To be done: Please write the listing below out again exactly, leaving every picture behind.
# Start of Data to use
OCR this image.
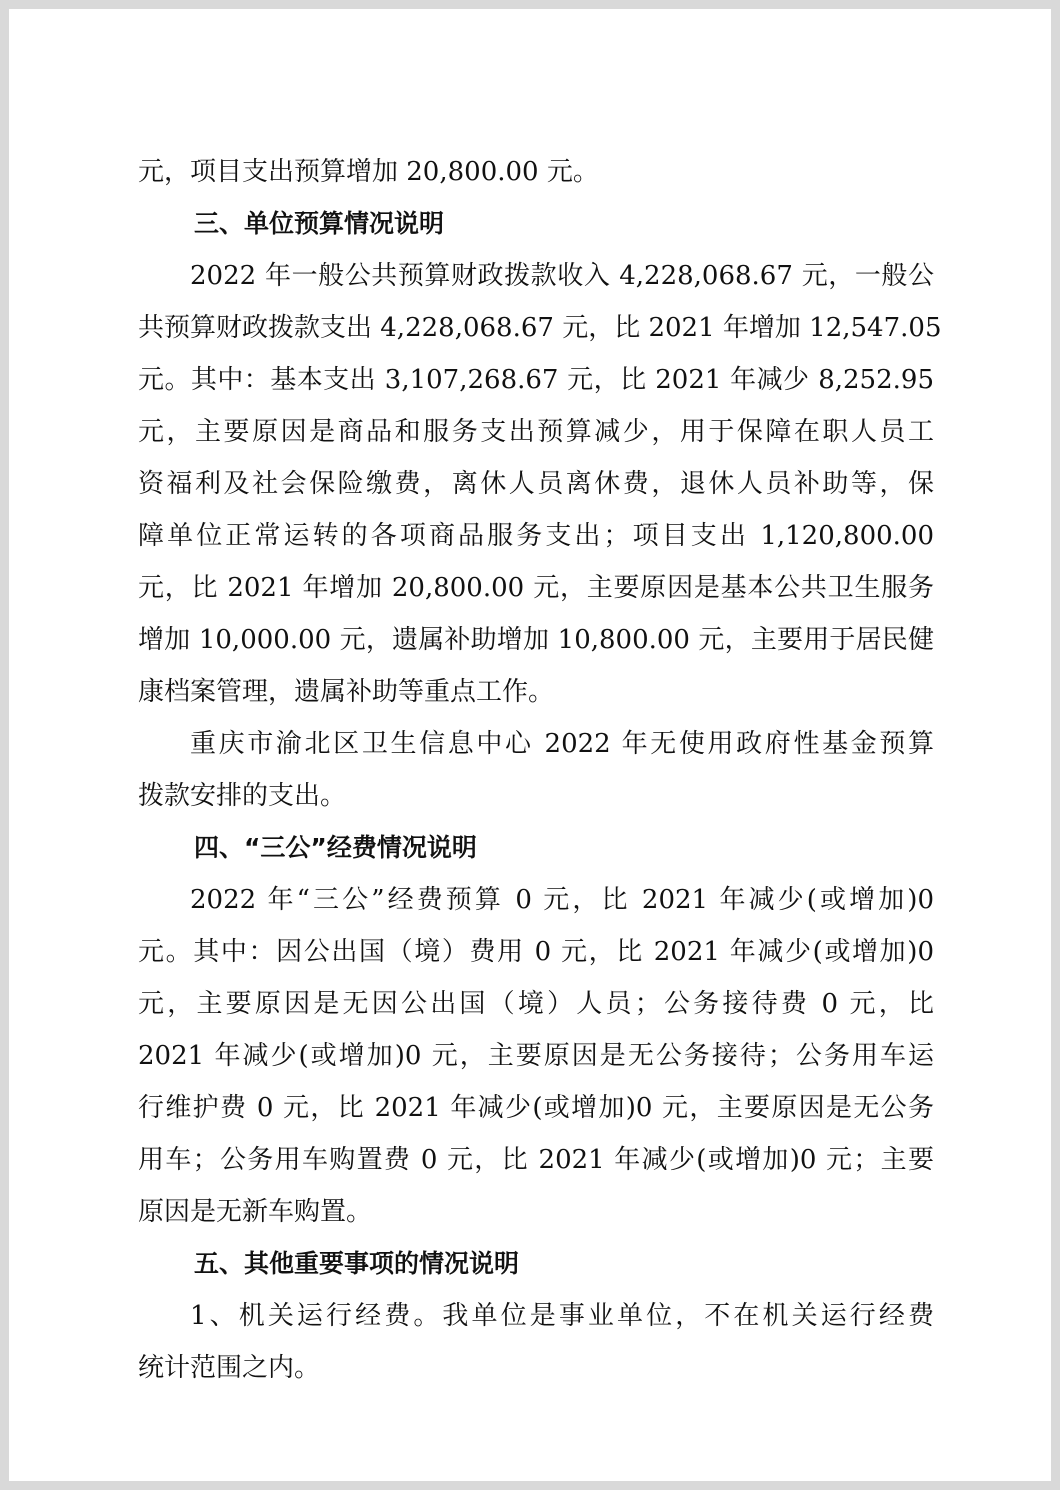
元，项目支出预算增加 20,800.00 元。
三、单位预算情况说明
2022 年一般公共预算财政拨款收入 4,228,068.67 元，一般公
共预算财政拨款支出 4,228,068.67 元，比 2021 年增加 12,547.05
元。其中：基本支出 3,107,268.67 元，比 2021 年减少 8,252.95
元，主要原因是商品和服务支出预算减少，用于保障在职人员工
资福利及社会保险缴费，离休人员离休费，退休人员补助等，保
障单位正常运转的各项商品服务支出；项目支出 1,120,800.00
元，比 2021 年增加 20,800.00 元，主要原因是基本公共卫生服务
增加 10,000.00 元，遗属补助增加 10,800.00 元，主要用于居民健
康档案管理，遗属补助等重点工作。
重庆市渝北区卫生信息中心 2022 年无使用政府性基金预算
拨款安排的支出。
四、“三公”经费情况说明
2022 年“三公”经费预算 0 元，比 2021 年减少(或增加)0
元。其中：因公出国（境）费用 0 元，比 2021 年减少(或增加)0
元，主要原因是无因公出国（境）人员；公务接待费 0 元，比
2021 年减少(或增加)0 元，主要原因是无公务接待；公务用车运
行维护费 0 元，比 2021 年减少(或增加)0 元，主要原因是无公务
用车；公务用车购置费 0 元，比 2021 年减少(或增加)0 元；主要
原因是无新车购置。
五、其他重要事项的情况说明
1、机关运行经费。我单位是事业单位，不在机关运行经费
统计范围之内。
# End of Data to use
Answer below:
OCR this image.
元，项目支出预算增加 20,800.00 元。
三、单位预算情况说明
2022 年一般公共预算财政拨款收入 4,228,068.67 元，一般公
共预算财政拨款支出 4,228,068.67 元，比 2021 年增加 12,547.05
元。其中：基本支出 3,107,268.67 元，比 2021 年减少 8,252.95
元，主要原因是商品和服务支出预算减少，用于保障在职人员工
资福利及社会保险缴费，离休人员离休费，退休人员补助等，保
障单位正常运转的各项商品服务支出；项目支出 1,120,800.00
元，比 2021 年增加 20,800.00 元，主要原因是基本公共卫生服务
增加 10,000.00 元，遗属补助增加 10,800.00 元，主要用于居民健
康档案管理，遗属补助等重点工作。
重庆市渝北区卫生信息中心 2022 年无使用政府性基金预算
拨款安排的支出。
四、“三公”经费情况说明
2022 年“三公”经费预算 0 元，比 2021 年减少(或增加)0
元。其中：因公出国（境）费用 0 元，比 2021 年减少(或增加)0
元，主要原因是无因公出国（境）人员；公务接待费 0 元，比
2021 年减少(或增加)0 元，主要原因是无公务接待；公务用车运
行维护费 0 元，比 2021 年减少(或增加)0 元，主要原因是无公务
用车；公务用车购置费 0 元，比 2021 年减少(或增加)0 元；主要
原因是无新车购置。
五、其他重要事项的情况说明
1、机关运行经费。我单位是事业单位，不在机关运行经费
统计范围之内。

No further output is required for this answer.